#### DATA FOR THE TASK:

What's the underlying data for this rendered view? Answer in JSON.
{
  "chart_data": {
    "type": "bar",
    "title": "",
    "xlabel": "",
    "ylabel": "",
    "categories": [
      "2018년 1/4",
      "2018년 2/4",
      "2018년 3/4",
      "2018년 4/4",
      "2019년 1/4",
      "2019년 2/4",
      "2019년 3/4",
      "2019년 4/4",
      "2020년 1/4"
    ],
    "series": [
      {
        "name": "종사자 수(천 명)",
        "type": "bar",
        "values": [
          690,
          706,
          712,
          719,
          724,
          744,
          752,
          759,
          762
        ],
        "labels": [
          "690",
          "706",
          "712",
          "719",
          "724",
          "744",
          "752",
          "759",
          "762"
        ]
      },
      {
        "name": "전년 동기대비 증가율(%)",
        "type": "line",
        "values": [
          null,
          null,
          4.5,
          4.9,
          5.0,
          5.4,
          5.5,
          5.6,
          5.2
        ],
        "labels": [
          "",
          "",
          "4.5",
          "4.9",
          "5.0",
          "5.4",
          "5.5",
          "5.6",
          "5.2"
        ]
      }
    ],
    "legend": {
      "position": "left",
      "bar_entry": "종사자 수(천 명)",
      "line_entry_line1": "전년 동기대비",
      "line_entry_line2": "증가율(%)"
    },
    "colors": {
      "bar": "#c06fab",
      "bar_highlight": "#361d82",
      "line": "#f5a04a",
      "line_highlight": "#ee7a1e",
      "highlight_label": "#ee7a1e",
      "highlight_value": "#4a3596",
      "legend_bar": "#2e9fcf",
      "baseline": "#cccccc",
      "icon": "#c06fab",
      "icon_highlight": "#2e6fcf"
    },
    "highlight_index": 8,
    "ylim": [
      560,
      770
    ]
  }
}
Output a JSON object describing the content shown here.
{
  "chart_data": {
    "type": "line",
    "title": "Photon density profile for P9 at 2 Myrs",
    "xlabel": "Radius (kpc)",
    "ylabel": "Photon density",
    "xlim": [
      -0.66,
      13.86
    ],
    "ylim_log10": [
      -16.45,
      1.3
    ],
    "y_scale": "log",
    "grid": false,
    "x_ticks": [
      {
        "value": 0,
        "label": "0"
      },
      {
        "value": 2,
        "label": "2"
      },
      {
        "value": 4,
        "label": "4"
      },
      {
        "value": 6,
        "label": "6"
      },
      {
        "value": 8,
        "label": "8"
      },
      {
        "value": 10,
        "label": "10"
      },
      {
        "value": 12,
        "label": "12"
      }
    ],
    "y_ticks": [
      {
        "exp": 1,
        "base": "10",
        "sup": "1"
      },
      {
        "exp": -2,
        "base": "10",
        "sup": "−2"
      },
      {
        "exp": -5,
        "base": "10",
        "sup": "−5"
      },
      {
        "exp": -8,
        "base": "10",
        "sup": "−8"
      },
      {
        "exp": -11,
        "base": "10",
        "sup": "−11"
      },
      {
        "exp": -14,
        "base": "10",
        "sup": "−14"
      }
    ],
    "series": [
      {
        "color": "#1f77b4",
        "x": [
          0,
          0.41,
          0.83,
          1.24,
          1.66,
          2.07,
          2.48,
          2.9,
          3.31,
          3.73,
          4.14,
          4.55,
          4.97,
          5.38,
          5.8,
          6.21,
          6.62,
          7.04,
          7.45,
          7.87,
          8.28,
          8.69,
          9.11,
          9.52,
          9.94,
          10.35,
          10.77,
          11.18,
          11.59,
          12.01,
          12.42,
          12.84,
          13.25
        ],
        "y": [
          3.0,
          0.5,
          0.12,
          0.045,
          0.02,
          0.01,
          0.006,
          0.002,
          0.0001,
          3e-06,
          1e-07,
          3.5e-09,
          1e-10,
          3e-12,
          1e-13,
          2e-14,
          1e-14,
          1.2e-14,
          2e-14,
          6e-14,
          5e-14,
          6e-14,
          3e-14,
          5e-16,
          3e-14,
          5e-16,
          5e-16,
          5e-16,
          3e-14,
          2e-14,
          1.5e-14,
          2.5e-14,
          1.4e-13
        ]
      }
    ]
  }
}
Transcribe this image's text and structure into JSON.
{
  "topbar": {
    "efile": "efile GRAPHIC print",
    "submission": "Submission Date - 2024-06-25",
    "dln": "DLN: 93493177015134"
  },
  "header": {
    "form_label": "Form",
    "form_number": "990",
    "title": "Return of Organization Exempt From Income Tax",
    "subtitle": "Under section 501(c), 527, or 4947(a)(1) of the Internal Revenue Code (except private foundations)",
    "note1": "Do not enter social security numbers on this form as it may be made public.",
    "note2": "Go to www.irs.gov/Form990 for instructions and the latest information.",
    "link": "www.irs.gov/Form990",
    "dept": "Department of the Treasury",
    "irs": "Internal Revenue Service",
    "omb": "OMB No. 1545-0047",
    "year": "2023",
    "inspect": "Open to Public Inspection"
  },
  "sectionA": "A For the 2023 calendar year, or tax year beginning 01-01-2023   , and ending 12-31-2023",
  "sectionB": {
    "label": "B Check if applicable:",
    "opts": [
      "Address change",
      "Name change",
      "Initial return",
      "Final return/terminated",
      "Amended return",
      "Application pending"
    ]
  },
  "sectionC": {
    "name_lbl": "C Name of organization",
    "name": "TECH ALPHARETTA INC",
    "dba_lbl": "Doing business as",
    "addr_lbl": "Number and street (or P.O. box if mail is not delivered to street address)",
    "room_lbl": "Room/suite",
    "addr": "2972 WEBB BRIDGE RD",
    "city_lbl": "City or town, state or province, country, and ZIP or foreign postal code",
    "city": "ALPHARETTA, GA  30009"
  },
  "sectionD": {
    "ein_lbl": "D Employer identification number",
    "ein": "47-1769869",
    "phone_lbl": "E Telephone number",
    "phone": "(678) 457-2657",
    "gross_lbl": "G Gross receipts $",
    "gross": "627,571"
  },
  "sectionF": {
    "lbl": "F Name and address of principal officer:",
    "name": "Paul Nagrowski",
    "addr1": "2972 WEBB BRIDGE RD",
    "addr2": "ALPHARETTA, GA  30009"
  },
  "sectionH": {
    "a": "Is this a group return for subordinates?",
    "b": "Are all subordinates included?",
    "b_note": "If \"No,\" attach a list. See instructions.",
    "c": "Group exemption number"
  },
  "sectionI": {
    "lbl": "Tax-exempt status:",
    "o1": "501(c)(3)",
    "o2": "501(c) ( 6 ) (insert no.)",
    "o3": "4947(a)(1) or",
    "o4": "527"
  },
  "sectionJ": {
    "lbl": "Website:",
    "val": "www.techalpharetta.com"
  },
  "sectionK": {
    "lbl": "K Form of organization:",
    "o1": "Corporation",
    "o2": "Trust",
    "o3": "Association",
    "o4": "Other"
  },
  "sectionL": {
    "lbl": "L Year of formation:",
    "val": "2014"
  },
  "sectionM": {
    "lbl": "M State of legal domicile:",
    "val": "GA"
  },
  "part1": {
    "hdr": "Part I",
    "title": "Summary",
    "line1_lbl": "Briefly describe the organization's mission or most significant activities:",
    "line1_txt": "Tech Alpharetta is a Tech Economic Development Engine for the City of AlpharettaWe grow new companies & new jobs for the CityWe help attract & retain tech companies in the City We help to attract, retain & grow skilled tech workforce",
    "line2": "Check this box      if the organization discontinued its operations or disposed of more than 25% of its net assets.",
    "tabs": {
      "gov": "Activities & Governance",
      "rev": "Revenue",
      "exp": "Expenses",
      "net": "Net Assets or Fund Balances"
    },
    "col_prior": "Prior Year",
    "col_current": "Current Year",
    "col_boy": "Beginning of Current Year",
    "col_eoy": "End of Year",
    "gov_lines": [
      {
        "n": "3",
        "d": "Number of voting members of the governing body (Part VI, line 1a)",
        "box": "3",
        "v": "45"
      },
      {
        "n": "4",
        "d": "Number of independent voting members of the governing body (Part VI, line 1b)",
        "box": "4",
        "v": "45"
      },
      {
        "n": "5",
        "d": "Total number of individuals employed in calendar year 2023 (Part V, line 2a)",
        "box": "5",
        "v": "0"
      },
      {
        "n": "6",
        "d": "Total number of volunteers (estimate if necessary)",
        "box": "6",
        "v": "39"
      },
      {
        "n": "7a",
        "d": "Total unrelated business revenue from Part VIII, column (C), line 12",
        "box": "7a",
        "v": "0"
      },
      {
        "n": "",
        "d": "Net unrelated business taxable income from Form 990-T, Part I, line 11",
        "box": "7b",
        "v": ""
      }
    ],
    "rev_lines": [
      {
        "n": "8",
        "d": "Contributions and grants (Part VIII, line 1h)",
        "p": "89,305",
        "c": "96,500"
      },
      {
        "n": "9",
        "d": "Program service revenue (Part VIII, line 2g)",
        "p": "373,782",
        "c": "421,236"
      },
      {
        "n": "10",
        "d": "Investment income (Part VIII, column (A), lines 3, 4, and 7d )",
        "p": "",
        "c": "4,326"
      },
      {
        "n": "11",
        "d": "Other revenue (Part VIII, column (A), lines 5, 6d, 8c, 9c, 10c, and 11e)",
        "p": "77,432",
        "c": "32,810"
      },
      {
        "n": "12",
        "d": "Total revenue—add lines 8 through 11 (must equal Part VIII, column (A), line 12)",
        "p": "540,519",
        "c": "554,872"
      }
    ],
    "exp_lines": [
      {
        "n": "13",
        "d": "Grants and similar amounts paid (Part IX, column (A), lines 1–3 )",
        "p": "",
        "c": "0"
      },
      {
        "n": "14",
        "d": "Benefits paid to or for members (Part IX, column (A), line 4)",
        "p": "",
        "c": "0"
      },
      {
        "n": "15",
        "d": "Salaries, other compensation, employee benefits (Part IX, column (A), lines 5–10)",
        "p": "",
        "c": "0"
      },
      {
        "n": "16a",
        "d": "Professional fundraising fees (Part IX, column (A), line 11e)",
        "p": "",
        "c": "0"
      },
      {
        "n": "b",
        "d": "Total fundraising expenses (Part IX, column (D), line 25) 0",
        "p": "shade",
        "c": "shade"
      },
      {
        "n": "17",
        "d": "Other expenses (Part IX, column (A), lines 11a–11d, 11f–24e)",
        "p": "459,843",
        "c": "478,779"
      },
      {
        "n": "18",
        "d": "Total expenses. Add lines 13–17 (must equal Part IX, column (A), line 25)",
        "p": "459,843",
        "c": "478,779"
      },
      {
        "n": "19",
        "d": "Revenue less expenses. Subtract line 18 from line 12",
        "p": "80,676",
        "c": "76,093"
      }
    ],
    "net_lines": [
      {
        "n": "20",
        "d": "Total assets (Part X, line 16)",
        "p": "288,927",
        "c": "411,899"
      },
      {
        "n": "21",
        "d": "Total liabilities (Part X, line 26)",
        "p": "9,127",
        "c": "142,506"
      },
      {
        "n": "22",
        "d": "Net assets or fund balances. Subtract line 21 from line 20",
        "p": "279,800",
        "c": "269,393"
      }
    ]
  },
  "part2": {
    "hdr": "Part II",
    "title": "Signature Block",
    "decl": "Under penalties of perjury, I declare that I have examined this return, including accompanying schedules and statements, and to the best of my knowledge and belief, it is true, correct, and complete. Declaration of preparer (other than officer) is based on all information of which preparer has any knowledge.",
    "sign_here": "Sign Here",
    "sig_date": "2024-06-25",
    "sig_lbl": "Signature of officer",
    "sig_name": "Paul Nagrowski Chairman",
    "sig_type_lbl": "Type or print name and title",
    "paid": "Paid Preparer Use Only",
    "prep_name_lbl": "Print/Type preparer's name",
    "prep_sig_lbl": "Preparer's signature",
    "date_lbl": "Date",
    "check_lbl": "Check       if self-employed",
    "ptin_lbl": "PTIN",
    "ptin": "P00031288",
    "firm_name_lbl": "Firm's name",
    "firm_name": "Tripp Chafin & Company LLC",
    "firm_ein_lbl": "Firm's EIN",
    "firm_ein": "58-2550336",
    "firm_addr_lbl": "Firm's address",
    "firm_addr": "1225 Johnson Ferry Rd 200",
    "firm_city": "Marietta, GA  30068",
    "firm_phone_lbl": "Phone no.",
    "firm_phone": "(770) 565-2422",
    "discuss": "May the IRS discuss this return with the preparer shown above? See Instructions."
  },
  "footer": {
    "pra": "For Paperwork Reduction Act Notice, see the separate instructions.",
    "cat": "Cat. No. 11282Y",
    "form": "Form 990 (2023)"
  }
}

#### JOB:
Among these entries, how many lines include the string "equal"? Reply with the number by itself.

#### ANSWER FOR THE TASK:
2